→ YOUR OBJECTIVE:
Summarize the article below on campus doors, locks and emergency lighting in two sentences.

Safety & Security (Prepare and Be Aware)

Doors 101

DoorsDoors and locks for offices, classrooms and other facilities may not top anyone’s priority list. The same might be said of emergency lighting. But when support of campus safety and security is considered, their importance is undeniable. As a result, due attention to selecting, inspecting and maintaining doors and accompanying hardware, as well emergency lighting systems, seems a must for every institution. At the most fundamental level, this means assuring that vital components work together properly, according to Angelo Faenza, general manager of PERSONA and vice president, campus electronic access control for ASSA ABLOY.

“For the lock to work, whether mechanical or EAC locking device, the very basics of the door and frame being in sync with the locking device is critical,” he says. “Once you have that door and frame operating properly, the balance between life safety and security should always come down to how the institution is protecting its most precious asset — the students, faculty and staff.”

According to William Sporre, vice president, global sales and marketing for Marks USA, quality should take precedence over cost savings when it comes to investing in such equipment.

“There are no shortcuts in cost when choosing to maintain security hardware and provide life safety,” he says, noting that the use of Builders Hardware Manufacturers Association (BHMA) ANSI Grade One UL-listed hardware is essential. He adds that there are many choices in lesser-grade hardware, which might not satisfy code requirements.



SAFETY IS KEY. A functional and working key control system enhances campus security. Institutions should establish key control policies and procedures, and follow them. The purpose of the key policy is to protect the property and privacy of the college or university, and of individuals assigned to use university facilities, by limiting access to such facilities to assigned individuals and to their supervisors. The number of keys issued should be kept to a minimum, and a process for replacing lost keys should also be included.

“Certainly fire-rated doors that meet code are also essential, and a variety of functioning life-safety hardware merits consideration.” Examples include locksets for classrooms that allow instructors to lock the exterior lever in the case of emergency without going outside the classroom. Available in both cylindrical and mortise design, these products support safety and security while meeting building and fire codes.

→ EXTRACTED INFORMATION:
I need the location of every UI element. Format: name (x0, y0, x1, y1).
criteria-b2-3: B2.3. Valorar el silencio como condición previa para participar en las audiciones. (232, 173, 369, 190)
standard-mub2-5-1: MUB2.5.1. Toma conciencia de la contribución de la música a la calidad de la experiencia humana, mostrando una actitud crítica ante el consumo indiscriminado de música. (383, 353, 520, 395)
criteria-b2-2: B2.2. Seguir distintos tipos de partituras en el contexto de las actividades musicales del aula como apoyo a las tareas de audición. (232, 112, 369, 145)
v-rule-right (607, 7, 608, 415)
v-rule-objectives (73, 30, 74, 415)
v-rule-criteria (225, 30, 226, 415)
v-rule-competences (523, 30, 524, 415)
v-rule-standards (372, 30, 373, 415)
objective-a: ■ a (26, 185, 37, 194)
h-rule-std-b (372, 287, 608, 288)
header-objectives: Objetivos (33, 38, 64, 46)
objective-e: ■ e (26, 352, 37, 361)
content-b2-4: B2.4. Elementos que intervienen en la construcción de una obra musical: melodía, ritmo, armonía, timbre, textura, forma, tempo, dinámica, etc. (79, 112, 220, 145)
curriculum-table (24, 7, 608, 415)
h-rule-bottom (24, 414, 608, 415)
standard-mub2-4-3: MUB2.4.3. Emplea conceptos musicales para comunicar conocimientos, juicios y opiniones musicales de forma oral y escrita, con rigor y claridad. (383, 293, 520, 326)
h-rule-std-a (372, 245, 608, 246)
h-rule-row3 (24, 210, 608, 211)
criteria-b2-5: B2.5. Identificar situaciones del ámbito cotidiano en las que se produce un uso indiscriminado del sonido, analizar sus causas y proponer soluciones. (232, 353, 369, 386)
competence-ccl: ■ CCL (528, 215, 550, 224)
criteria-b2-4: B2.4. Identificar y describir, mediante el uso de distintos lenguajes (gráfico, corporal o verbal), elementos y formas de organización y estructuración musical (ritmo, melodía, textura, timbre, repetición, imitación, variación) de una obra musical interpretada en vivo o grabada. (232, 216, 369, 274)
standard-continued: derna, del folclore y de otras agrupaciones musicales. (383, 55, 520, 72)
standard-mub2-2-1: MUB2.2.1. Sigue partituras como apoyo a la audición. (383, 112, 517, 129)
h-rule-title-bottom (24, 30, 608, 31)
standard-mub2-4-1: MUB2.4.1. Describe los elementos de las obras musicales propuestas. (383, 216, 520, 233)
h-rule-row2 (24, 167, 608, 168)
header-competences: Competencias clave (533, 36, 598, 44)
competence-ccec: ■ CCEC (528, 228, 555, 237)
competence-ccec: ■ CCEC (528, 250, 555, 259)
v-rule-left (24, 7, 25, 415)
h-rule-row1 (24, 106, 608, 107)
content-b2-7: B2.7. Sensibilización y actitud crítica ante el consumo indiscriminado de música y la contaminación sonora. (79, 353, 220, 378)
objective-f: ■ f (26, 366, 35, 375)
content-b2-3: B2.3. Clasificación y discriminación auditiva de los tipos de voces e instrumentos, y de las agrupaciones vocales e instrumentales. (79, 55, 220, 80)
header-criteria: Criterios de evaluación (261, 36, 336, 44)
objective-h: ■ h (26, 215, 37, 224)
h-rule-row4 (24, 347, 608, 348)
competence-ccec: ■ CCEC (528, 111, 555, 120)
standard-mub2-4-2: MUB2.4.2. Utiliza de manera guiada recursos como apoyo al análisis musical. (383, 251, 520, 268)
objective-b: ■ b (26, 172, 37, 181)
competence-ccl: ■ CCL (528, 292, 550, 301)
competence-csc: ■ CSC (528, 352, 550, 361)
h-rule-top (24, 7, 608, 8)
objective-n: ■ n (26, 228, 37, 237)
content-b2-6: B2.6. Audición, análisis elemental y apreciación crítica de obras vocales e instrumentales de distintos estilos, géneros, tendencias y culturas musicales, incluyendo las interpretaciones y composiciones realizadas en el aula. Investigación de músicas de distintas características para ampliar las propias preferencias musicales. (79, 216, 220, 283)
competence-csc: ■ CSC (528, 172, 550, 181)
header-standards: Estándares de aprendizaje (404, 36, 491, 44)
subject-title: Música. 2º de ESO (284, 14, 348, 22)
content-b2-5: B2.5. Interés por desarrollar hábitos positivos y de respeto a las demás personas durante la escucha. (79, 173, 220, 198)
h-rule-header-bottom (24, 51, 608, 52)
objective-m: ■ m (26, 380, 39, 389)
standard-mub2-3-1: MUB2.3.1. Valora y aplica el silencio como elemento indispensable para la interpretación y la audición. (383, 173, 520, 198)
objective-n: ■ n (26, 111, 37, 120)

→ EXERCISE SOLUTION:
Doors, locks and emergency lighting are vital to campus safety and security, so institutions should select, inspect and maintain them, making sure the door, frame and locking device work together and putting quality ahead of cost savings with code-compliant, BHMA ANSI Grade One UL-listed hardware. Institutions should also set and follow key control policies that limit access and keep the number of keys issued to a minimum, and they should use fire-rated doors and life-safety hardware such as classroom locksets that instructors can lock from inside during an emergency.